* TASK 1
Could you write out the fire-bellied toad thread from "someone reacons i" up to and including "or vitamin d?!!?!?!?"?
* TASK 2
How would you sum up the fire-bellied toad thread in two sentences?

* GIVEN PASSAGE
# Fire bellied toads NEED UVB?!?



## twydell (Jul 29, 2008)

someone reacons i need a UVB for my fire bellied toads... apparantly because they are light brown instead of green is because they have no uvb rays and cant absorb calcium or vitamin d?!!?!?!?

but i thought u dont need uvb?? and i swear there are diff types of fire bellies colour species!!! so confused. should i get a uvb for their tank?


----------



## sean k (Dec 20, 2007)

*uv*

i think that they do not need a uv but if you do have one the toads will go a brighter colour.


----------



## Lucifus (Aug 30, 2007)

They dont need UV but they do get brighter if you give it to them.


----------



## Frogdude (Jun 28, 2008)

I've kept FBTs both with and without UV, and there's little if any difference in the colour. The back colour varies according to the region they come from. I think its the Korean variety that are bright lime green.


----------



## kinger88 (Aug 1, 2008)

As said above, there are different kinds of firebellies, oriental is a common name but they come from different places


----------



## zune_lai (Feb 6, 2008)

They dont need it a think but i suppose it wouldnt hurt them it will probably give your toads a brighter colour and help with calicum absorbtion. But make sure its not high uvb i think 2% will do


----------

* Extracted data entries

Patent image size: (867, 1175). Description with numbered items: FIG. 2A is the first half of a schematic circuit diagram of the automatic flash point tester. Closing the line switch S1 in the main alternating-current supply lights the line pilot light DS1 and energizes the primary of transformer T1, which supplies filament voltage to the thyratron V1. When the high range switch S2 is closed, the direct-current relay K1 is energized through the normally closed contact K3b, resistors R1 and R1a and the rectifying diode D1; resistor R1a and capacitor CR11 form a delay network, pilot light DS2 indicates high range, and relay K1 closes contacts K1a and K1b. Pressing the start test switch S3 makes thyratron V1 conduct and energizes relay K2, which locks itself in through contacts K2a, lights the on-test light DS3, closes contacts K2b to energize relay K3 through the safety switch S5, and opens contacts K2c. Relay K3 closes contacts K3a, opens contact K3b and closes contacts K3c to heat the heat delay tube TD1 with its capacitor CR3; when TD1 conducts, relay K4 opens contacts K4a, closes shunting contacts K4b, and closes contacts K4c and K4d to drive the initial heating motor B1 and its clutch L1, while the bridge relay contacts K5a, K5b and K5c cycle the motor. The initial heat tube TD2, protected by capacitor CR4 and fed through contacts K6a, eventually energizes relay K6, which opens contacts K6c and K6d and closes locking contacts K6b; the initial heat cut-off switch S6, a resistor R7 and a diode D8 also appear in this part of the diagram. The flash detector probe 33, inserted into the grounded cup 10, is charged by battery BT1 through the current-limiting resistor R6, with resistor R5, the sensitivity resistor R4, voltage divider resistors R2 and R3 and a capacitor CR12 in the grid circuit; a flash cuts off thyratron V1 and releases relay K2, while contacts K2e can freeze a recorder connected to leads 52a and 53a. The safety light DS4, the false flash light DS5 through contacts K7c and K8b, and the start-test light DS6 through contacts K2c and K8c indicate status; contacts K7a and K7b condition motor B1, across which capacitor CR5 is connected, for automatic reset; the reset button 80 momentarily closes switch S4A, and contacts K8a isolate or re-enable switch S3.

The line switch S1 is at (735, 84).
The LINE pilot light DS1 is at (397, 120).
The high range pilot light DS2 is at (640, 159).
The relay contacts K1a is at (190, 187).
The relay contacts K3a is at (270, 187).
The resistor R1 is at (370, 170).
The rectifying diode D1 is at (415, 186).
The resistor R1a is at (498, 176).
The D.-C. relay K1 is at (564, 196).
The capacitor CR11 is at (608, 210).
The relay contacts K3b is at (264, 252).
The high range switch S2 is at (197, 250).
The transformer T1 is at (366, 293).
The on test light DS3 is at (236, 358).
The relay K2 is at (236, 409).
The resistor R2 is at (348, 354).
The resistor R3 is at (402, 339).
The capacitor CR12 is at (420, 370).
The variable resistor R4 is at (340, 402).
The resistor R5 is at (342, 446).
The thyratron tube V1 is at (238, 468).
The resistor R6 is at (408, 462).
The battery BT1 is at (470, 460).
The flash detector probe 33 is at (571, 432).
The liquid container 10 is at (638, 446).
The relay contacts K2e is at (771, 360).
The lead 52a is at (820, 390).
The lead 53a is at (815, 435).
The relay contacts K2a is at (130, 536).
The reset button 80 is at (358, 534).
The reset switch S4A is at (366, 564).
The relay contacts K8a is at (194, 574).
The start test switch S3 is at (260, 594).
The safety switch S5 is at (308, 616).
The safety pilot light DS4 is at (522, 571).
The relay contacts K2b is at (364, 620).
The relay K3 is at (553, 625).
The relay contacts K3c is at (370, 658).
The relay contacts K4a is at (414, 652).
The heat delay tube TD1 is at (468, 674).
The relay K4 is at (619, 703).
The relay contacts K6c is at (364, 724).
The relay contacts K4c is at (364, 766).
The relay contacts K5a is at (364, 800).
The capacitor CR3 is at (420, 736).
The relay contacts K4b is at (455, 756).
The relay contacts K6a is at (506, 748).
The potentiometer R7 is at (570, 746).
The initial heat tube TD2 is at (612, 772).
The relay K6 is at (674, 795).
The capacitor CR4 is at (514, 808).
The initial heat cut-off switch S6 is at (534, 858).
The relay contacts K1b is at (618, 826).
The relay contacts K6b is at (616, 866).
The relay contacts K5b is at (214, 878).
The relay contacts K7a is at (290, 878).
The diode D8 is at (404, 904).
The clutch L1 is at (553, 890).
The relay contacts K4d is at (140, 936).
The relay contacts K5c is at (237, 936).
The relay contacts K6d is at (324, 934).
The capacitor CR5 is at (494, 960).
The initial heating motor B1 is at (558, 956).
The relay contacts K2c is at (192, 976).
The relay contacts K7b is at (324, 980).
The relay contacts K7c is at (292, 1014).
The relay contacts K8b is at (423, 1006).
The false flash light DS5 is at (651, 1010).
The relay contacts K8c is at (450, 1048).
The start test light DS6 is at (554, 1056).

* PROBLEM SOLUTION 1
someone reacons i need a UVB for my fire bellied toads... apparantly because they are light brown instead of green is because they have no uvb rays and cant absorb calcium or vitamin d?!!?!?!?

* PROBLEM SOLUTION 2
A poster was told that their fire-bellied toads need UVB because they are light brown instead of green, and asks whether to get one for the tank. Most replies say the toads don't need UV, though it may make them brighter, while one keeper reports little if any color difference with or without UV and says back color varies by the region the toads come from.